**PROBLEM STATEMENT**
Set each entry down verbatim, omitting images.

— START EXCERPTED DATA —

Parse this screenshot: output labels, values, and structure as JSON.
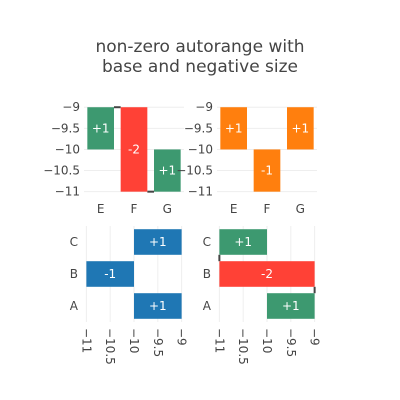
{
  "title_lines": [
    "non-zero autorange with",
    "base and negative size"
  ],
  "colors": {
    "increasing": "#3d9970",
    "decreasing": "#ff4136",
    "total": "#1f77b4",
    "orange": "#ff7f0e",
    "connector": "#444444"
  },
  "chart_data": [
    {
      "type": "bar",
      "orientation": "vertical",
      "style": "waterfall",
      "categories": [
        "E",
        "F",
        "G"
      ],
      "values": [
        1,
        -2,
        1
      ],
      "labels": [
        "+1",
        "-2",
        "+1"
      ],
      "base": [
        -10,
        -9,
        -11
      ],
      "fill": [
        "increasing",
        "decreasing",
        "increasing"
      ],
      "connectors": true,
      "ylim": [
        -11.15,
        -8.9
      ],
      "yticks": [
        -9,
        -9.5,
        -10,
        -10.5,
        -11
      ],
      "ytick_labels": [
        "−9",
        "−9.5",
        "−10",
        "−10.5",
        "−11"
      ],
      "y_reversed": true
    },
    {
      "type": "bar",
      "orientation": "vertical",
      "style": "bar",
      "categories": [
        "E",
        "F",
        "G"
      ],
      "values": [
        1,
        -1,
        1
      ],
      "labels": [
        "+1",
        "-1",
        "+1"
      ],
      "base": [
        -10,
        -10,
        -10
      ],
      "fill": [
        "orange",
        "orange",
        "orange"
      ],
      "connectors": false,
      "ylim": [
        -11.15,
        -8.9
      ],
      "yticks": [
        -9,
        -9.5,
        -10,
        -10.5,
        -11
      ],
      "ytick_labels": [
        "−9",
        "−9.5",
        "−10",
        "−10.5",
        "−11"
      ],
      "y_reversed": true
    },
    {
      "type": "bar",
      "orientation": "horizontal",
      "style": "bar",
      "categories": [
        "A",
        "B",
        "C"
      ],
      "values": [
        1,
        -1,
        1
      ],
      "labels": [
        "+1",
        "-1",
        "+1"
      ],
      "base": [
        -10,
        -10,
        -10
      ],
      "fill": [
        "total",
        "total",
        "total"
      ],
      "connectors": false,
      "xlim": [
        -11.05,
        -8.95
      ],
      "xticks": [
        -11,
        -10.5,
        -10,
        -9.5,
        -9
      ],
      "xtick_labels": [
        "−11",
        "−10.5",
        "−10",
        "−9.5",
        "−9"
      ],
      "x_reversed": true
    },
    {
      "type": "bar",
      "orientation": "horizontal",
      "style": "waterfall",
      "categories": [
        "A",
        "B",
        "C"
      ],
      "values": [
        1,
        -2,
        1
      ],
      "labels": [
        "+1",
        "-2",
        "+1"
      ],
      "base": [
        -10,
        -9,
        -11
      ],
      "fill": [
        "increasing",
        "decreasing",
        "increasing"
      ],
      "connectors": true,
      "xlim": [
        -11.05,
        -8.95
      ],
      "xticks": [
        -11,
        -10.5,
        -10,
        -9.5,
        -9
      ],
      "xtick_labels": [
        "−11",
        "−10.5",
        "−10",
        "−9.5",
        "−9"
      ],
      "x_reversed": true
    }
  ]
}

— END EXCERPTED DATA —

**WRITTEN RESPONSE**
Parse this screenshot: output labels, values, and structure as JSON.
{
  "title_lines": [
    "non-zero autorange with",
    "base and negative size"
  ],
  "colors": {
    "increasing": "#3d9970",
    "decreasing": "#ff4136",
    "total": "#1f77b4",
    "orange": "#ff7f0e",
    "connector": "#444444"
  },
  "chart_data": [
    {
      "type": "bar",
      "orientation": "vertical",
      "style": "waterfall",
      "categories": [
        "E",
        "F",
        "G"
      ],
      "values": [
        1,
        -2,
        1
      ],
      "labels": [
        "+1",
        "-2",
        "+1"
      ],
      "base": [
        -10,
        -9,
        -11
      ],
      "fill": [
        "increasing",
        "decreasing",
        "increasing"
      ],
      "connectors": true,
      "ylim": [
        -11.15,
        -8.9
      ],
      "yticks": [
        -9,
        -9.5,
        -10,
        -10.5,
        -11
      ],
      "ytick_labels": [
        "−9",
        "−9.5",
        "−10",
        "−10.5",
        "−11"
      ],
      "y_reversed": true
    },
    {
      "type": "bar",
      "orientation": "vertical",
      "style": "bar",
      "categories": [
        "E",
        "F",
        "G"
      ],
      "values": [
        1,
        -1,
        1
      ],
      "labels": [
        "+1",
        "-1",
        "+1"
      ],
      "base": [
        -10,
        -10,
        -10
      ],
      "fill": [
        "orange",
        "orange",
        "orange"
      ],
      "connectors": false,
      "ylim": [
        -11.15,
        -8.9
      ],
      "yticks": [
        -9,
        -9.5,
        -10,
        -10.5,
        -11
      ],
      "ytick_labels": [
        "−9",
        "−9.5",
        "−10",
        "−10.5",
        "−11"
      ],
      "y_reversed": true
    },
    {
      "type": "bar",
      "orientation": "horizontal",
      "style": "bar",
      "categories": [
        "A",
        "B",
        "C"
      ],
      "values": [
        1,
        -1,
        1
      ],
      "labels": [
        "+1",
        "-1",
        "+1"
      ],
      "base": [
        -10,
        -10,
        -10
      ],
      "fill": [
        "total",
        "total",
        "total"
      ],
      "connectors": false,
      "xlim": [
        -11.05,
        -8.95
      ],
      "xticks": [
        -11,
        -10.5,
        -10,
        -9.5,
        -9
      ],
      "xtick_labels": [
        "−11",
        "−10.5",
        "−10",
        "−9.5",
        "−9"
      ],
      "x_reversed": true
    },
    {
      "type": "bar",
      "orientation": "horizontal",
      "style": "waterfall",
      "categories": [
        "A",
        "B",
        "C"
      ],
      "values": [
        1,
        -2,
        1
      ],
      "labels": [
        "+1",
        "-2",
        "+1"
      ],
      "base": [
        -10,
        -9,
        -11
      ],
      "fill": [
        "increasing",
        "decreasing",
        "increasing"
      ],
      "connectors": true,
      "xlim": [
        -11.05,
        -8.95
      ],
      "xticks": [
        -11,
        -10.5,
        -10,
        -9.5,
        -9
      ],
      "xtick_labels": [
        "−11",
        "−10.5",
        "−10",
        "−9.5",
        "−9"
      ],
      "x_reversed": true
    }
  ]
}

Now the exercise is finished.